Exercise brief | Locate and copy each line in the data that contains the word "turn".

Recorded data |
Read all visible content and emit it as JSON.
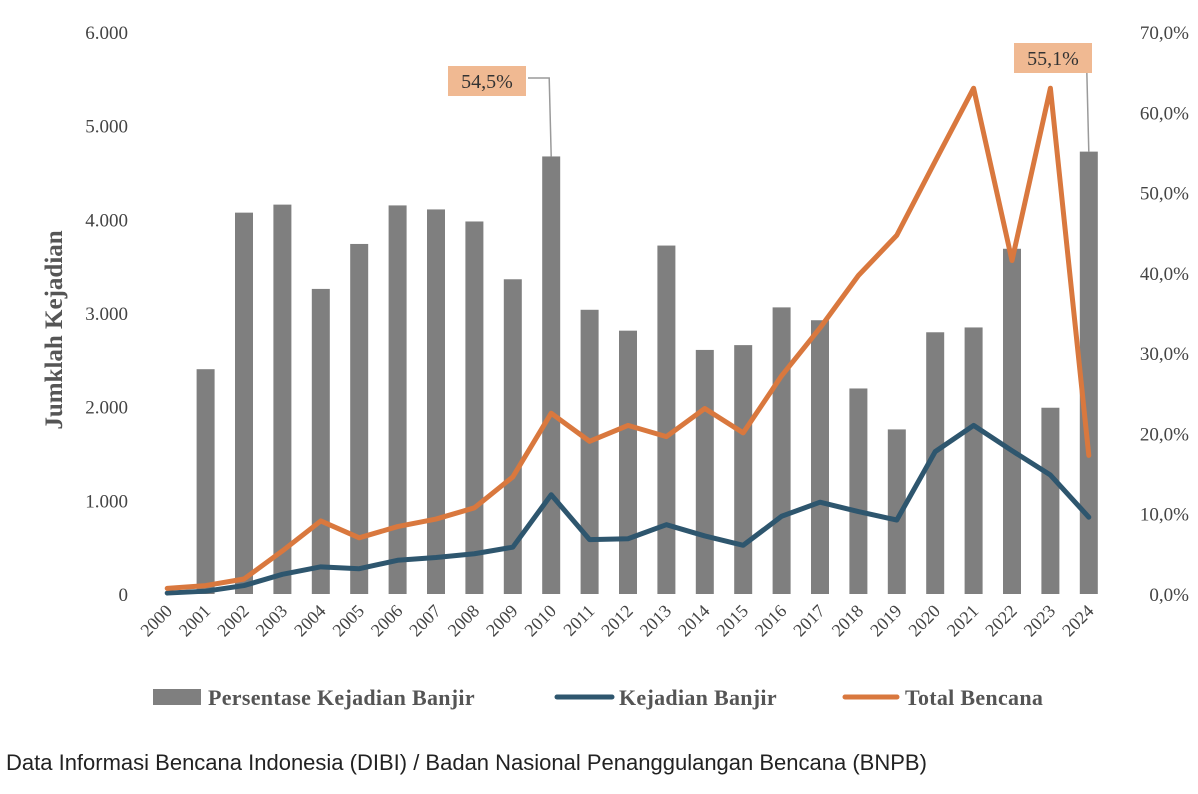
{
  "caption": "Data Informasi Bencana Indonesia (DIBI) / Badan Nasional Penanggulangan Bencana (BNPB)",
  "chart_data": {
    "type": "bar",
    "categories": [
      "2000",
      "2001",
      "2002",
      "2003",
      "2004",
      "2005",
      "2006",
      "2007",
      "2008",
      "2009",
      "2010",
      "2011",
      "2012",
      "2013",
      "2014",
      "2015",
      "2016",
      "2017",
      "2018",
      "2019",
      "2020",
      "2021",
      "2022",
      "2023",
      "2024"
    ],
    "ylabel": "Jumklah Kejadian",
    "y_left": {
      "range": [
        0,
        6000
      ],
      "ticks": [
        0,
        1000,
        2000,
        3000,
        4000,
        5000,
        6000
      ],
      "tick_labels": [
        "0",
        "1.000",
        "2.000",
        "3.000",
        "4.000",
        "5.000",
        "6.000"
      ]
    },
    "y_right": {
      "range": [
        0,
        70
      ],
      "ticks": [
        0,
        10,
        20,
        30,
        40,
        50,
        60,
        70
      ],
      "tick_labels": [
        "0,0%",
        "10,0%",
        "20,0%",
        "30,0%",
        "40,0%",
        "50,0%",
        "60,0%",
        "70,0%"
      ]
    },
    "grid": false,
    "legend_position": "bottom",
    "series": [
      {
        "name": "Persentase Kejadian Banjir",
        "type": "bar",
        "axis": "right",
        "color": "#7f7f7f",
        "values": [
          0,
          28.0,
          47.5,
          48.5,
          38.0,
          43.6,
          48.4,
          47.9,
          46.4,
          39.2,
          54.5,
          35.4,
          32.8,
          43.4,
          30.4,
          31.0,
          35.7,
          34.1,
          25.6,
          20.5,
          32.6,
          33.2,
          43.0,
          23.2,
          55.1
        ]
      },
      {
        "name": "Kejadian Banjir",
        "type": "line",
        "axis": "left",
        "color": "#2e566e",
        "values": [
          10,
          30,
          90,
          210,
          290,
          270,
          360,
          390,
          430,
          500,
          1060,
          580,
          590,
          740,
          620,
          520,
          830,
          980,
          880,
          790,
          1520,
          1800,
          1530,
          1270,
          820
        ]
      },
      {
        "name": "Total Bencana",
        "type": "line",
        "axis": "left",
        "color": "#d9783e",
        "values": [
          60,
          90,
          160,
          460,
          780,
          600,
          720,
          800,
          920,
          1250,
          1930,
          1630,
          1800,
          1680,
          1980,
          1720,
          2330,
          2840,
          3400,
          3830,
          4620,
          5400,
          3560,
          5400,
          1480
        ]
      }
    ],
    "annotations": [
      {
        "text": "54,5%",
        "category": "2010",
        "series": "Persentase Kejadian Banjir",
        "fill": "#f0b992"
      },
      {
        "text": "55,1%",
        "category": "2024",
        "series": "Persentase Kejadian Banjir",
        "fill": "#f0b992"
      }
    ]
  }
}
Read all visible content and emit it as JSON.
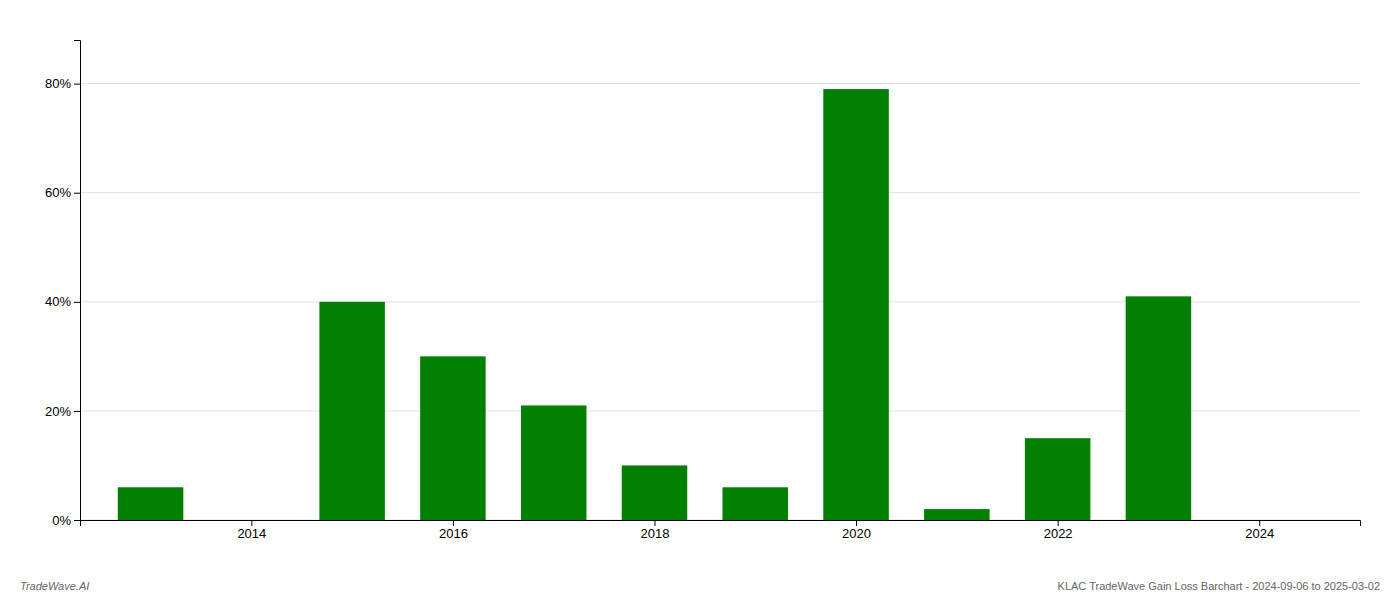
{
  "chart_data": {
    "type": "bar",
    "x": [
      2013,
      2015,
      2016,
      2017,
      2018,
      2019,
      2020,
      2021,
      2022,
      2023
    ],
    "values": [
      0.06,
      0.4,
      0.3,
      0.21,
      0.1,
      0.06,
      0.79,
      0.02,
      0.15,
      0.41
    ],
    "color": "#008000",
    "xlim": [
      2012.3,
      2025.0
    ],
    "xticks": [
      2014,
      2016,
      2018,
      2020,
      2022,
      2024
    ],
    "ylim": [
      0,
      0.88
    ],
    "yticks": [
      {
        "value": 0.0,
        "label": "0%"
      },
      {
        "value": 0.2,
        "label": "20%"
      },
      {
        "value": 0.4,
        "label": "40%"
      },
      {
        "value": 0.6,
        "label": "60%"
      },
      {
        "value": 0.8,
        "label": "80%"
      }
    ],
    "grid": true,
    "annotations": [
      "TradeWave.AI",
      "KLAC TradeWave Gain Loss Barchart - 2024-09-06 to 2025-03-02"
    ]
  }
}
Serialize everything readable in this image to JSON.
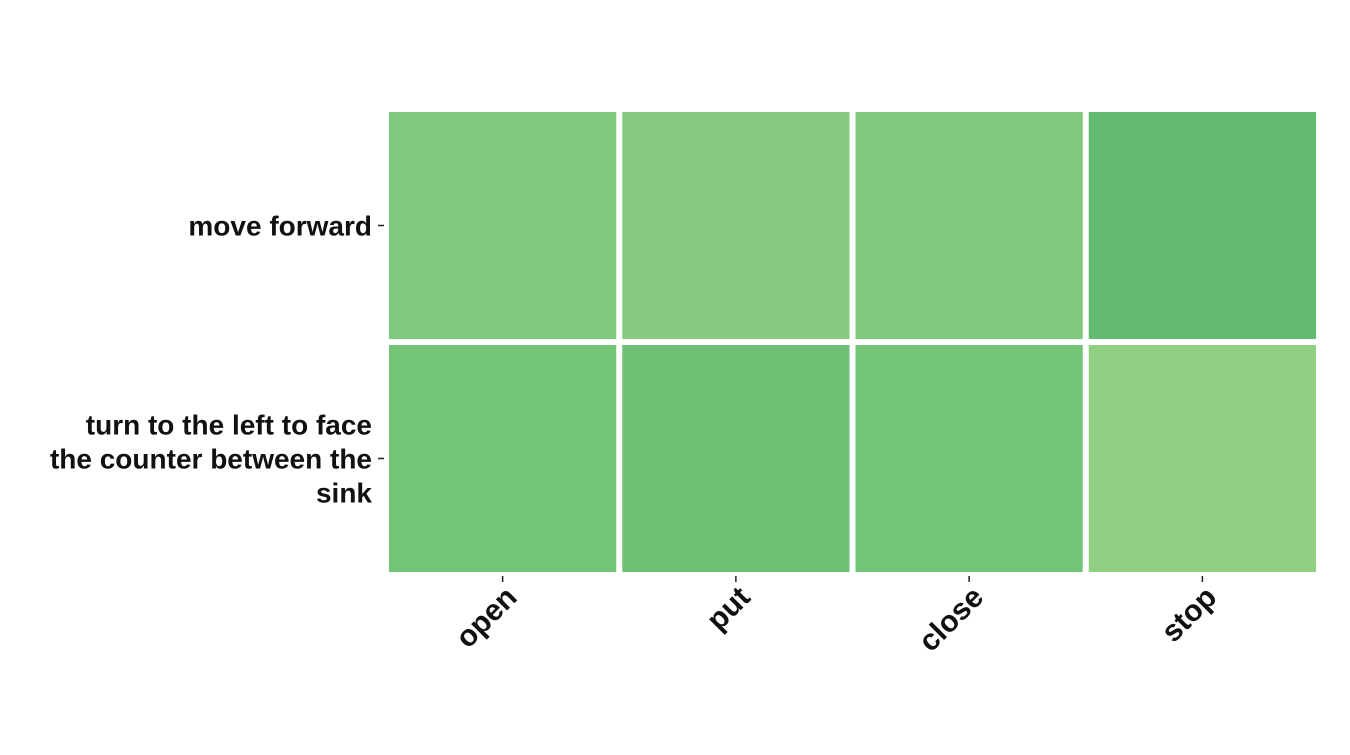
{
  "chart_data": {
    "type": "heatmap",
    "title": "",
    "xlabel": "",
    "ylabel": "",
    "x_categories": [
      "open",
      "put",
      "close",
      "stop"
    ],
    "y_categories": [
      "move forward",
      "turn to the left to face the counter between the sink"
    ],
    "y_tick_lines": [
      [
        "move forward"
      ],
      [
        "turn to the left to face",
        "the counter between the",
        "sink"
      ]
    ],
    "values": [
      [
        0.52,
        0.5,
        0.52,
        0.64
      ],
      [
        0.58,
        0.61,
        0.58,
        0.47
      ]
    ],
    "value_range": [
      0,
      1
    ],
    "colormap": {
      "low": "#e8f5e4",
      "high": "#1e8a34"
    },
    "cell_colors": [
      [
        "#80c87c",
        "#86cb80",
        "#80c87c",
        "#63bb70"
      ],
      [
        "#74c477",
        "#6ec174",
        "#74c477",
        "#8ecf82"
      ]
    ],
    "grid": false,
    "legend": "none"
  }
}
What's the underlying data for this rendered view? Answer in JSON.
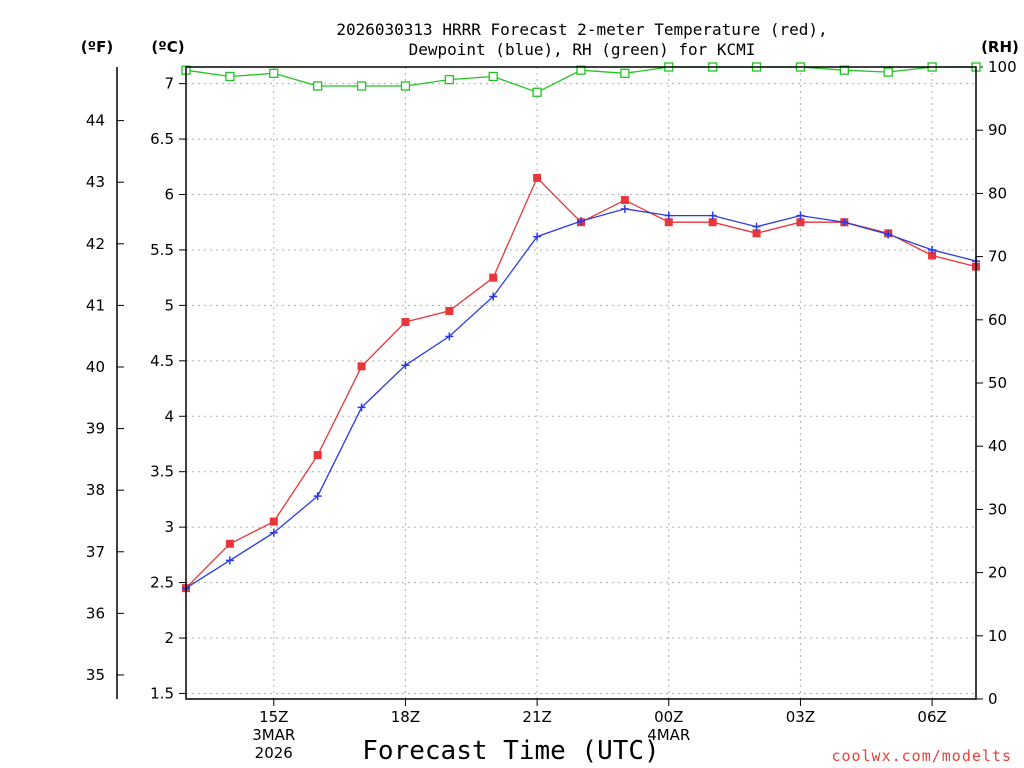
{
  "chart_data": {
    "type": "line",
    "title_lines": [
      "2026030313 HRRR Forecast 2-meter Temperature (red),",
      "Dewpoint (blue), RH (green) for KCMI"
    ],
    "xlabel": "Forecast Time (UTC)",
    "credit": "coolwx.com/modelts",
    "unit_labels": {
      "f": "(ºF)",
      "c": "(ºC)",
      "rh": "(RH)"
    },
    "x_hours": [
      13,
      14,
      15,
      16,
      17,
      18,
      19,
      20,
      21,
      22,
      23,
      24,
      25,
      26,
      27,
      28,
      29,
      30,
      31
    ],
    "xlim": [
      13,
      31
    ],
    "x_ticks": [
      {
        "hour": 15,
        "lines": [
          "15Z",
          "3MAR",
          "2026"
        ]
      },
      {
        "hour": 18,
        "lines": [
          "18Z"
        ]
      },
      {
        "hour": 21,
        "lines": [
          "21Z"
        ]
      },
      {
        "hour": 24,
        "lines": [
          "00Z",
          "4MAR"
        ]
      },
      {
        "hour": 27,
        "lines": [
          "03Z"
        ]
      },
      {
        "hour": 30,
        "lines": [
          "06Z"
        ]
      }
    ],
    "celsius_axis": {
      "ylim": [
        1.45,
        7.15
      ],
      "ticks": [
        "1.5",
        "2",
        "2.5",
        "3",
        "3.5",
        "4",
        "4.5",
        "5",
        "5.5",
        "6",
        "6.5",
        "7"
      ]
    },
    "fahrenheit_axis": {
      "ticks": [
        "35",
        "36",
        "37",
        "38",
        "39",
        "40",
        "41",
        "42",
        "43",
        "44"
      ]
    },
    "rh_axis": {
      "ylim": [
        0,
        100
      ],
      "ticks": [
        "0",
        "10",
        "20",
        "30",
        "40",
        "50",
        "60",
        "70",
        "80",
        "90",
        "100"
      ]
    },
    "series": [
      {
        "name": "Temperature",
        "axis": "celsius",
        "color": "#e8363a",
        "marker": "filled-square",
        "values": [
          2.45,
          2.85,
          3.05,
          3.65,
          4.45,
          4.85,
          4.95,
          5.25,
          6.15,
          5.75,
          5.95,
          5.75,
          5.75,
          5.65,
          5.75,
          5.75,
          5.65,
          5.45,
          5.35
        ]
      },
      {
        "name": "Dewpoint",
        "axis": "celsius",
        "color": "#2b3be0",
        "marker": "plus",
        "values": [
          2.45,
          2.7,
          2.95,
          3.28,
          4.08,
          4.46,
          4.72,
          5.08,
          5.62,
          5.76,
          5.87,
          5.81,
          5.81,
          5.71,
          5.81,
          5.75,
          5.64,
          5.5,
          5.4
        ]
      },
      {
        "name": "RH",
        "axis": "rh",
        "color": "#22c422",
        "marker": "open-square",
        "values": [
          99.5,
          98.5,
          99,
          97,
          97,
          97,
          98,
          98.5,
          96,
          99.5,
          99,
          100,
          100,
          100,
          100,
          99.5,
          99.2,
          100,
          100
        ]
      }
    ]
  }
}
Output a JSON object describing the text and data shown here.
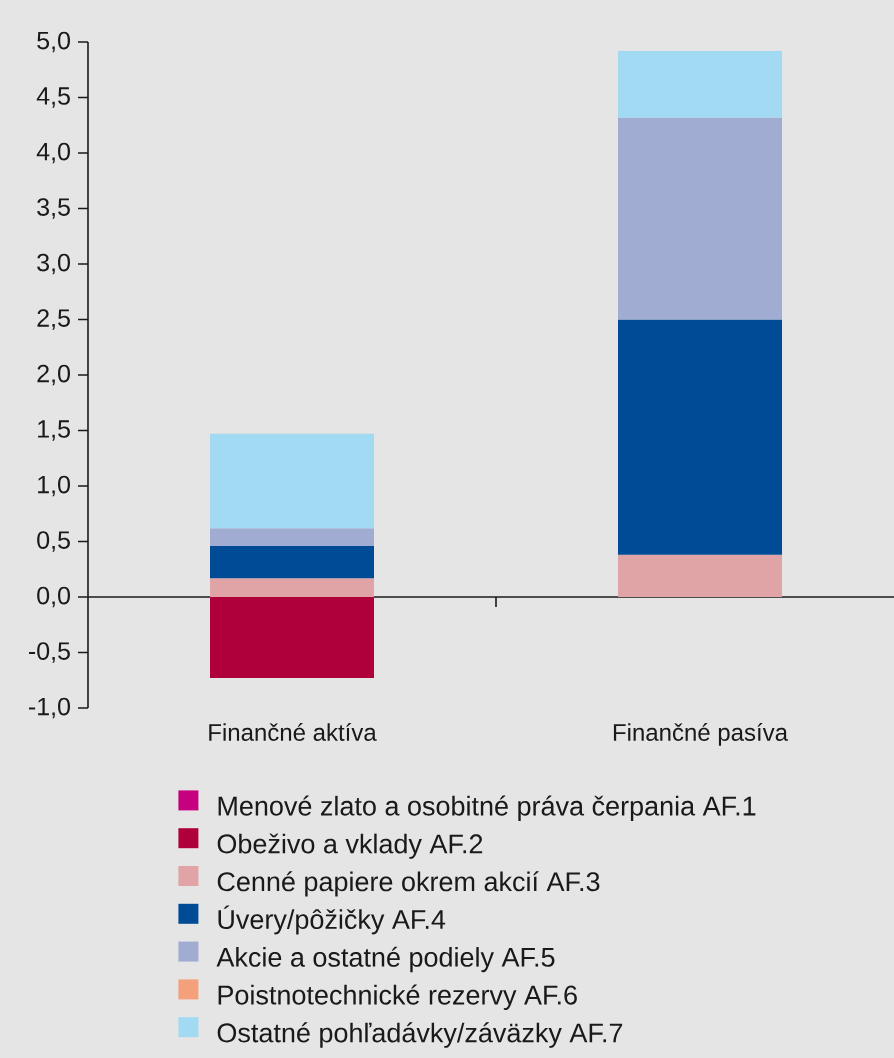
{
  "chart_data": {
    "type": "bar",
    "stacked": true,
    "categories": [
      "Finančné aktíva",
      "Finančné pasíva"
    ],
    "series": [
      {
        "name": "Menové zlato a osobitné práva čerpania AF.1",
        "color": "#c6007e",
        "values": [
          0,
          0
        ]
      },
      {
        "name": "Obeživo a vklady AF.2",
        "color": "#b0003c",
        "values": [
          -0.73,
          0
        ]
      },
      {
        "name": "Cenné papiere okrem akcií AF.3",
        "color": "#e0a4a6",
        "values": [
          0.17,
          0.38
        ]
      },
      {
        "name": "Úvery/pôžičky AF.4",
        "color": "#004b95",
        "values": [
          0.29,
          2.12
        ]
      },
      {
        "name": "Akcie a ostatné podiely AF.5",
        "color": "#a0acd2",
        "values": [
          0.16,
          1.82
        ]
      },
      {
        "name": "Poistnotechnické rezervy AF.6",
        "color": "#f4a07b",
        "values": [
          0,
          0
        ]
      },
      {
        "name": "Ostatné pohľadávky/záväzky AF.7",
        "color": "#a3daf3",
        "values": [
          0.85,
          0.6
        ]
      }
    ],
    "ylim": [
      -1,
      5
    ],
    "yticks": [
      {
        "value": -1,
        "label": "-1,0"
      },
      {
        "value": -0.5,
        "label": "-0,5"
      },
      {
        "value": 0,
        "label": "0,0"
      },
      {
        "value": 0.5,
        "label": "0,5"
      },
      {
        "value": 1,
        "label": "1,0"
      },
      {
        "value": 1.5,
        "label": "1,5"
      },
      {
        "value": 2,
        "label": "2,0"
      },
      {
        "value": 2.5,
        "label": "2,5"
      },
      {
        "value": 3,
        "label": "3,0"
      },
      {
        "value": 3.5,
        "label": "3,5"
      },
      {
        "value": 4,
        "label": "4,0"
      },
      {
        "value": 4.5,
        "label": "4,5"
      },
      {
        "value": 5,
        "label": "5,0"
      }
    ],
    "legend": "bottom"
  }
}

Right answer |
      "turn to the left to face the counter between the sink"
        "turn to the left to face",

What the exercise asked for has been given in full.